→ **What you are asked to do**
Your task is to repeat the entries exactly. Leave the pictures out.

→ **Records to process**
— Begin —
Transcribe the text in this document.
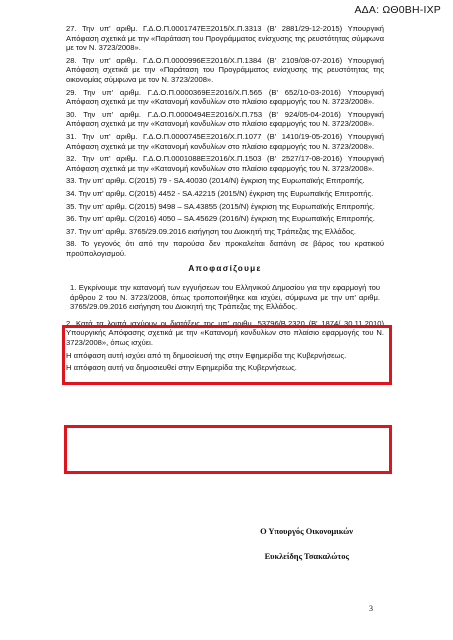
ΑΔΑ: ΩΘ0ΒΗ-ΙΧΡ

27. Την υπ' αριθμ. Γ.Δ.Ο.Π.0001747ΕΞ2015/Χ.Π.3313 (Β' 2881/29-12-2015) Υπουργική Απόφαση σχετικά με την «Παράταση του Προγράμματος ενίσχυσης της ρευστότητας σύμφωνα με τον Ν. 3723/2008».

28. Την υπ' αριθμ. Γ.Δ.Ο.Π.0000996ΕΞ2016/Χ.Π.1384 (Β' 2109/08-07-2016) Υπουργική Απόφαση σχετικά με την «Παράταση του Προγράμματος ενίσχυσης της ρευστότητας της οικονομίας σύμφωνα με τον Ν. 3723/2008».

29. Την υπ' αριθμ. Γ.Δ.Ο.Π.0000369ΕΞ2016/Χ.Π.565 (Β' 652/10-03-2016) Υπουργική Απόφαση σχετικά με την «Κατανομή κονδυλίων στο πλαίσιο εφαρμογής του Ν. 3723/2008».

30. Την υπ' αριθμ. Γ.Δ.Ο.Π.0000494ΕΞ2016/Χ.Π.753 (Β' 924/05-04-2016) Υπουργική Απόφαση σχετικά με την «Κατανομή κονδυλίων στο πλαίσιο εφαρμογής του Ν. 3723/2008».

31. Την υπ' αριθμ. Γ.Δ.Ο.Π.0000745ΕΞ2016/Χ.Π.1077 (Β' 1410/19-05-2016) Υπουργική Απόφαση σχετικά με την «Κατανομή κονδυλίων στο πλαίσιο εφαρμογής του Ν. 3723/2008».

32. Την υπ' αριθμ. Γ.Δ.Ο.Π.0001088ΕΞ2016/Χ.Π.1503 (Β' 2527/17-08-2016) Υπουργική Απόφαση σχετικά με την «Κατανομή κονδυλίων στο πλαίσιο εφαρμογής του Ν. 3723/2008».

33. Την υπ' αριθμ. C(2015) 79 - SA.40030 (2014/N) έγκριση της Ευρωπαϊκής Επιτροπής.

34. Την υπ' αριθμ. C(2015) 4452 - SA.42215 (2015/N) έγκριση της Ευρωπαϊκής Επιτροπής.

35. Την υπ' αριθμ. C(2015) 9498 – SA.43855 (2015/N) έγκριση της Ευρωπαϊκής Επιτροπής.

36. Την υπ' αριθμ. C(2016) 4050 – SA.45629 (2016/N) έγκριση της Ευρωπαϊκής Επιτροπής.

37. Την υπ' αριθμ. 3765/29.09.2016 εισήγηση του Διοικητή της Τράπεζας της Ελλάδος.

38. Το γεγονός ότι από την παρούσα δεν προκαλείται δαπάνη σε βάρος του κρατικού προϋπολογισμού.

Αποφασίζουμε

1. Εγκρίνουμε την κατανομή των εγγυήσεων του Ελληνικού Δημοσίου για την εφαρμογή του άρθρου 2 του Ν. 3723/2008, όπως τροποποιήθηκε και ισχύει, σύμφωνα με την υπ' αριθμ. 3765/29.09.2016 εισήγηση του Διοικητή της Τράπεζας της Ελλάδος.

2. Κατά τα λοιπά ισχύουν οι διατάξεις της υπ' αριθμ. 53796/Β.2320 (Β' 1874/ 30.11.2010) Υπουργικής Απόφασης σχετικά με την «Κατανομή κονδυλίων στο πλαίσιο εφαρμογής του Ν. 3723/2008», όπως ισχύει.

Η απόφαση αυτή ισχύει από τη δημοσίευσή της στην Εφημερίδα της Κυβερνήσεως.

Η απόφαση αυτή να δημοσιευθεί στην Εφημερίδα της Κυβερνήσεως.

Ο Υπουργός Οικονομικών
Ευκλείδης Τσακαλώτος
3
— End —
→ **Response to this task**
Transcribe the text in this document.
ΑΔΑ: ΩΘ0ΒΗ-ΙΧΡ

27. Την υπ' αριθμ. Γ.Δ.Ο.Π.0001747ΕΞ2015/Χ.Π.3313 (Β' 2881/29-12-2015) Υπουργική Απόφαση σχετικά με την «Παράταση του Προγράμματος ενίσχυσης της ρευστότητας σύμφωνα με τον Ν. 3723/2008».

28. Την υπ' αριθμ. Γ.Δ.Ο.Π.0000996ΕΞ2016/Χ.Π.1384 (Β' 2109/08-07-2016) Υπουργική Απόφαση σχετικά με την «Παράταση του Προγράμματος ενίσχυσης της ρευστότητας της οικονομίας σύμφωνα με τον Ν. 3723/2008».

29. Την υπ' αριθμ. Γ.Δ.Ο.Π.0000369ΕΞ2016/Χ.Π.565 (Β' 652/10-03-2016) Υπουργική Απόφαση σχετικά με την «Κατανομή κονδυλίων στο πλαίσιο εφαρμογής του Ν. 3723/2008».

30. Την υπ' αριθμ. Γ.Δ.Ο.Π.0000494ΕΞ2016/Χ.Π.753 (Β' 924/05-04-2016) Υπουργική Απόφαση σχετικά με την «Κατανομή κονδυλίων στο πλαίσιο εφαρμογής του Ν. 3723/2008».

31. Την υπ' αριθμ. Γ.Δ.Ο.Π.0000745ΕΞ2016/Χ.Π.1077 (Β' 1410/19-05-2016) Υπουργική Απόφαση σχετικά με την «Κατανομή κονδυλίων στο πλαίσιο εφαρμογής του Ν. 3723/2008».

32. Την υπ' αριθμ. Γ.Δ.Ο.Π.0001088ΕΞ2016/Χ.Π.1503 (Β' 2527/17-08-2016) Υπουργική Απόφαση σχετικά με την «Κατανομή κονδυλίων στο πλαίσιο εφαρμογής του Ν. 3723/2008».

33. Την υπ' αριθμ. C(2015) 79 - SA.40030 (2014/N) έγκριση της Ευρωπαϊκής Επιτροπής.

34. Την υπ' αριθμ. C(2015) 4452 - SA.42215 (2015/N) έγκριση της Ευρωπαϊκής Επιτροπής.

35. Την υπ' αριθμ. C(2015) 9498 – SA.43855 (2015/N) έγκριση της Ευρωπαϊκής Επιτροπής.

36. Την υπ' αριθμ. C(2016) 4050 – SA.45629 (2016/N) έγκριση της Ευρωπαϊκής Επιτροπής.

37. Την υπ' αριθμ. 3765/29.09.2016 εισήγηση του Διοικητή της Τράπεζας της Ελλάδος.

38. Το γεγονός ότι από την παρούσα δεν προκαλείται δαπάνη σε βάρος του κρατικού προϋπολογισμού.

Αποφασίζουμε

1. Εγκρίνουμε την κατανομή των εγγυήσεων του Ελληνικού Δημοσίου για την εφαρμογή του άρθρου 2 του Ν. 3723/2008, όπως τροποποιήθηκε και ισχύει, σύμφωνα με την υπ' αριθμ. 3765/29.09.2016 εισήγηση του Διοικητή της Τράπεζας της Ελλάδος.

2. Κατά τα λοιπά ισχύουν οι διατάξεις της υπ' αριθμ. 53796/Β.2320 (Β' 1874/ 30.11.2010) Υπουργικής Απόφασης σχετικά με την «Κατανομή κονδυλίων στο πλαίσιο εφαρμογής του Ν. 3723/2008», όπως ισχύει.

Η απόφαση αυτή ισχύει από τη δημοσίευσή της στην Εφημερίδα της Κυβερνήσεως.

Η απόφαση αυτή να δημοσιευθεί στην Εφημερίδα της Κυβερνήσεως.

Ο Υπουργός Οικονομικών
Ευκλείδης Τσακαλώτος
3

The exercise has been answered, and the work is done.